• Stated problem: Only the number is wanted: count the lines that include the word "IBAN".

Data excerpts
#####
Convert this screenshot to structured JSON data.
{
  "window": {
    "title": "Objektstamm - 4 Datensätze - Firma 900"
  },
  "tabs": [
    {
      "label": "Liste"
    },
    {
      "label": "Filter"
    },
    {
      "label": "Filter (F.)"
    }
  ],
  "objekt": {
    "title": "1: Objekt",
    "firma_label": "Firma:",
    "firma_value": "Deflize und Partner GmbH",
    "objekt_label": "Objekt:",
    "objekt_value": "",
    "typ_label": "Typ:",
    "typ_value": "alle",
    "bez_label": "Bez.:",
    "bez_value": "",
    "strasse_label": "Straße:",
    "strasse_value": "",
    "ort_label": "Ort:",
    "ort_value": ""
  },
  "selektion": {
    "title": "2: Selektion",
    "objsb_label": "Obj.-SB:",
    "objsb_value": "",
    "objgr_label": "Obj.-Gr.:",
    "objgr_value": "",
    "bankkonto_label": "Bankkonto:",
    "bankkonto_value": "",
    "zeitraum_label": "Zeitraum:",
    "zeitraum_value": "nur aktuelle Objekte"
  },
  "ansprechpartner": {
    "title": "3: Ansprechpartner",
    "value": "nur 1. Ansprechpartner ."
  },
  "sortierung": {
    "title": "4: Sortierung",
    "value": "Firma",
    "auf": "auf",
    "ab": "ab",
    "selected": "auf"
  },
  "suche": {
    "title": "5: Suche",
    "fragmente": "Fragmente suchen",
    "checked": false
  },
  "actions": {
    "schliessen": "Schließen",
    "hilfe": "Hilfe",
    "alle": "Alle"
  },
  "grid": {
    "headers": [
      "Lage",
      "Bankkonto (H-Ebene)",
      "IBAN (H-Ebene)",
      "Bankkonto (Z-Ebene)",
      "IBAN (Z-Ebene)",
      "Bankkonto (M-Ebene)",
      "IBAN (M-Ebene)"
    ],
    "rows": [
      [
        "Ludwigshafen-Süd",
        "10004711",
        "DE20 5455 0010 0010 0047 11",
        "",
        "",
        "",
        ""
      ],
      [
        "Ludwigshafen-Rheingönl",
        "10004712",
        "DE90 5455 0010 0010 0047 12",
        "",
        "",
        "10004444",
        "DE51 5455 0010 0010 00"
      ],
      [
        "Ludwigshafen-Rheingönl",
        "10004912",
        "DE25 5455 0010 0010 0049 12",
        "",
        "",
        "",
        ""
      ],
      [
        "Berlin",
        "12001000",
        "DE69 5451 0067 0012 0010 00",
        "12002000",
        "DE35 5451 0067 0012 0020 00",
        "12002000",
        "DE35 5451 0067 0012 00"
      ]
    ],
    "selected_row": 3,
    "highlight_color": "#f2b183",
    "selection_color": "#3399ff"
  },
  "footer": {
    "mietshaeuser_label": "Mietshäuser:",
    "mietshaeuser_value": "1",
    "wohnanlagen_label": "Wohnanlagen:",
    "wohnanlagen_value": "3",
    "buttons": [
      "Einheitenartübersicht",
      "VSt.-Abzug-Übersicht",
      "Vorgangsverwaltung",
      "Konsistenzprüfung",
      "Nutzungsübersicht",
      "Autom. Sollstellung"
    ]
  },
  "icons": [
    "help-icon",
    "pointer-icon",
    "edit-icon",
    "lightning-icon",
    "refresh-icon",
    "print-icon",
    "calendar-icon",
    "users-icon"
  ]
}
#####
• Output below: 3